RECORDS TO USE
====================

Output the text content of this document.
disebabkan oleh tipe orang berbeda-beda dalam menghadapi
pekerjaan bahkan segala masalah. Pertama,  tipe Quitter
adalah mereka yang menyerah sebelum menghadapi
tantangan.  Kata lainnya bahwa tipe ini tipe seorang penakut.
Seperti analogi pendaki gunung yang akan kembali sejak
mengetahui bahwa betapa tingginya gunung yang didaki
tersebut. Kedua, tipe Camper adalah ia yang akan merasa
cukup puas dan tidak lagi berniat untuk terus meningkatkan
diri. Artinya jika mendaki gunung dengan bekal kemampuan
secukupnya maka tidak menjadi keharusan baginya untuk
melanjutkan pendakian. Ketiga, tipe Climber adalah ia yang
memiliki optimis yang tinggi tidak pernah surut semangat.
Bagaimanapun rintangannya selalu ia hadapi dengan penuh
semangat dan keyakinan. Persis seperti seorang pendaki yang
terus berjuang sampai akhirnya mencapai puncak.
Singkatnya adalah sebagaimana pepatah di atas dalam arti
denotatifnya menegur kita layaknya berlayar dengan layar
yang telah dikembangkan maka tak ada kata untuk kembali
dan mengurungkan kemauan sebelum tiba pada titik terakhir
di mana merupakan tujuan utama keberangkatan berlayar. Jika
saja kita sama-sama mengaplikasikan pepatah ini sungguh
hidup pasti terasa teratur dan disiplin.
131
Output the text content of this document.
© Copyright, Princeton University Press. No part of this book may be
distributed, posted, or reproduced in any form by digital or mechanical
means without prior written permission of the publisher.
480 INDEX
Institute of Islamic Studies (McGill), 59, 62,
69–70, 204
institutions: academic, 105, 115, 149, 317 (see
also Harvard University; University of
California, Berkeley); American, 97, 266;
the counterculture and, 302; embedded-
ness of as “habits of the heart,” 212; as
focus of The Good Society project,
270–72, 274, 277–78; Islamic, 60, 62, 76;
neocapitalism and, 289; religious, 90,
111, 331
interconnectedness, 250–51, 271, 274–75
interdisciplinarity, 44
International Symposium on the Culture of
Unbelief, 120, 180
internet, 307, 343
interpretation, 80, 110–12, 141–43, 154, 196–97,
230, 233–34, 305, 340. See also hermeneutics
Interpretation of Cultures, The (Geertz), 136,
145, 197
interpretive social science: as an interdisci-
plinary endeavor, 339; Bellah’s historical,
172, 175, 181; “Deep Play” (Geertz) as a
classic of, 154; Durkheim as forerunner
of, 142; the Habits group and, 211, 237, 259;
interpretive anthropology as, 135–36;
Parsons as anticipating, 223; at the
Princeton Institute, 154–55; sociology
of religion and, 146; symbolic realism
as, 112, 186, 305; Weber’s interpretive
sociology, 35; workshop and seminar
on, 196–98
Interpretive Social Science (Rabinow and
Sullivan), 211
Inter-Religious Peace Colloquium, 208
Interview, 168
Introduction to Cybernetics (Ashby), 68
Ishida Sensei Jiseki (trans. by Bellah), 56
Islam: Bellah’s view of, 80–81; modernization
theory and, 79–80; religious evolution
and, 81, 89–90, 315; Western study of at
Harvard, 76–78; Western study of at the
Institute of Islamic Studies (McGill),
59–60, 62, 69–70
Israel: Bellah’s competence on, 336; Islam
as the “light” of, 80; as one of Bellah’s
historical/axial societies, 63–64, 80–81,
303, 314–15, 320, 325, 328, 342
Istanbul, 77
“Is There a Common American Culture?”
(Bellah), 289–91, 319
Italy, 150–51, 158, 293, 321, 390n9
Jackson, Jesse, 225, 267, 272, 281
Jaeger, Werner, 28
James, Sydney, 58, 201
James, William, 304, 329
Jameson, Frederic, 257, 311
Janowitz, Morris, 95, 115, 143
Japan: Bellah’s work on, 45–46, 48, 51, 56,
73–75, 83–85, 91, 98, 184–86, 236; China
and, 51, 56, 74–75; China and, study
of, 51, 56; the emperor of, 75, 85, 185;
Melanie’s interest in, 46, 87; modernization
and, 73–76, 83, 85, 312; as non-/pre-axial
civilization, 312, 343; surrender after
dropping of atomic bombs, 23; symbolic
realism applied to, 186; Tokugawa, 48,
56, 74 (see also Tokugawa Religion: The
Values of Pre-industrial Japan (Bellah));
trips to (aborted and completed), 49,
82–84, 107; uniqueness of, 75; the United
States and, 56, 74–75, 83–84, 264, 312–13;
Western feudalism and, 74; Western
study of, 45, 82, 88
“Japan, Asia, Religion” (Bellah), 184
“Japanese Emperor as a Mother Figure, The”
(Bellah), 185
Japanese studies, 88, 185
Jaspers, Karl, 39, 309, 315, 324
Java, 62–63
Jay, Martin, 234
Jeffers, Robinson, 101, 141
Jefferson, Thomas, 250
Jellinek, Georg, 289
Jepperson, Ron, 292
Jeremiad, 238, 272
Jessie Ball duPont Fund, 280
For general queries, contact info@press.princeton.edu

====================

Read the entries and pick out all lines that include the word "kita".

denotatifnya menegur kita layaknya berlayar dengan layar
saja kita sama-sama mengaplikasikan pepatah ini sungguh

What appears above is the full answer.